Copy each line of the material below that includes the string "powództwa".

—————

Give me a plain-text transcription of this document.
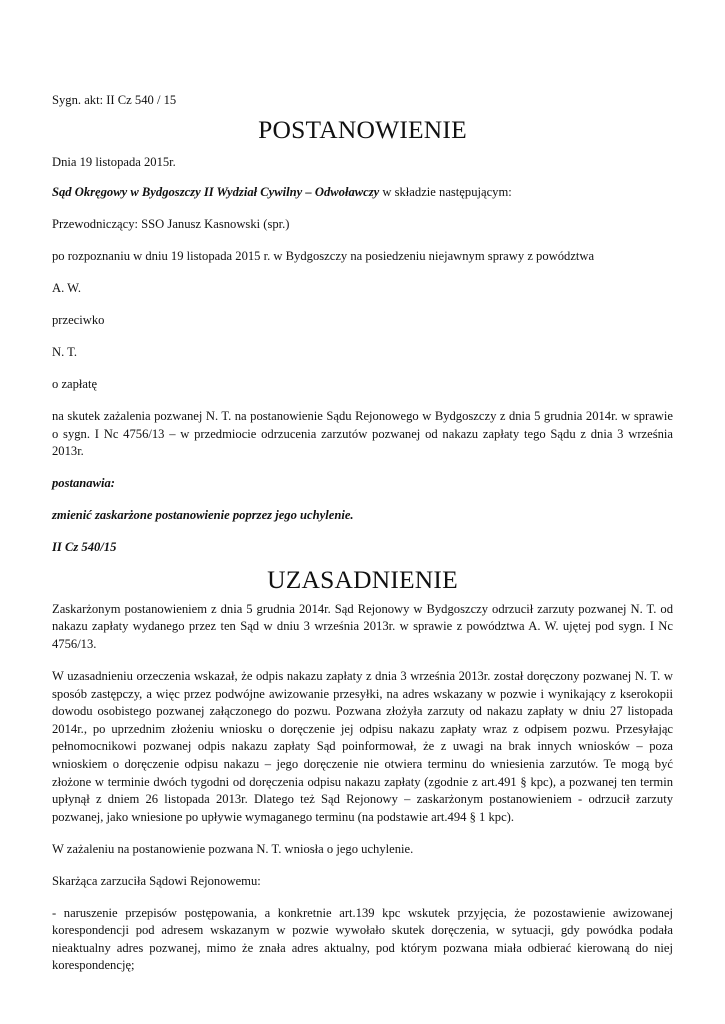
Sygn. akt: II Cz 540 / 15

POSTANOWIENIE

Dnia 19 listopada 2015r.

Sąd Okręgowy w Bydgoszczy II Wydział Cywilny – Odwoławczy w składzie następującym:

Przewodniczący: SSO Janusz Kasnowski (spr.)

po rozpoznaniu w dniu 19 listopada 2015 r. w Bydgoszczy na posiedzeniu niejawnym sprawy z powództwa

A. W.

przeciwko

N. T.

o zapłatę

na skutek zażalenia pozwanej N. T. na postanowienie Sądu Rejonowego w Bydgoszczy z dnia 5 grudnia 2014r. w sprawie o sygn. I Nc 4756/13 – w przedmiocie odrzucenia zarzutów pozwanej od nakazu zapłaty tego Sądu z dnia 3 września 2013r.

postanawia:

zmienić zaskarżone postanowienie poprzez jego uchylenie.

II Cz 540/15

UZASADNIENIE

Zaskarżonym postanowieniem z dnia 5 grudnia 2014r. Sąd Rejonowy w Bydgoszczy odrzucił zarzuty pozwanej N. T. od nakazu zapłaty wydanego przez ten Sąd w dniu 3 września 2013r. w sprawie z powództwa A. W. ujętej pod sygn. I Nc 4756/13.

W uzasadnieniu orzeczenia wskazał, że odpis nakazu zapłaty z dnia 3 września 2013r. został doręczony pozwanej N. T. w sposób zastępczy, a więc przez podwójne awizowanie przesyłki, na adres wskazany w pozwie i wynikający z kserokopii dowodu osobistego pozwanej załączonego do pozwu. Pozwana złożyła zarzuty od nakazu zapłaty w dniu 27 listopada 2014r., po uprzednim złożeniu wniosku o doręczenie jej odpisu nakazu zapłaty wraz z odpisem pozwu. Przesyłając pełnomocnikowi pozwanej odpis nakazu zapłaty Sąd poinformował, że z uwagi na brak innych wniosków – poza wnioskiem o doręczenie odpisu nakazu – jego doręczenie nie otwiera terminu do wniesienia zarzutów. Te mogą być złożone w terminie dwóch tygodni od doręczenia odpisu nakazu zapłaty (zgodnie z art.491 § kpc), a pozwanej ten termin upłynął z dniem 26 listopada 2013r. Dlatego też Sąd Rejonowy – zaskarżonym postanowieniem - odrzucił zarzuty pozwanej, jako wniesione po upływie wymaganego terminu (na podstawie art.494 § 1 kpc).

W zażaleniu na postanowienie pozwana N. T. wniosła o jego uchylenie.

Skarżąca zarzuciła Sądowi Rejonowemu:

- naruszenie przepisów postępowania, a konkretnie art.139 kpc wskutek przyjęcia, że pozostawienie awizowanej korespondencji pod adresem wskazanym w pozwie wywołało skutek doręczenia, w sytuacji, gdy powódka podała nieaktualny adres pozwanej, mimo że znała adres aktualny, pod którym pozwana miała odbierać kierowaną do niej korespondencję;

—————

## Task result
po rozpoznaniu w dniu 19 listopada 2015 r. w Bydgoszczy na posiedzeniu niejawnym sprawy z powództwa
Zaskarżonym postanowieniem z dnia 5 grudnia 2014r. Sąd Rejonowy w Bydgoszczy odrzucił zarzuty pozwanej N. T. od nakazu zapłaty wydanego przez ten Sąd w dniu 3 września 2013r. w sprawie z powództwa A. W. ujętej pod sygn. I Nc 4756/13.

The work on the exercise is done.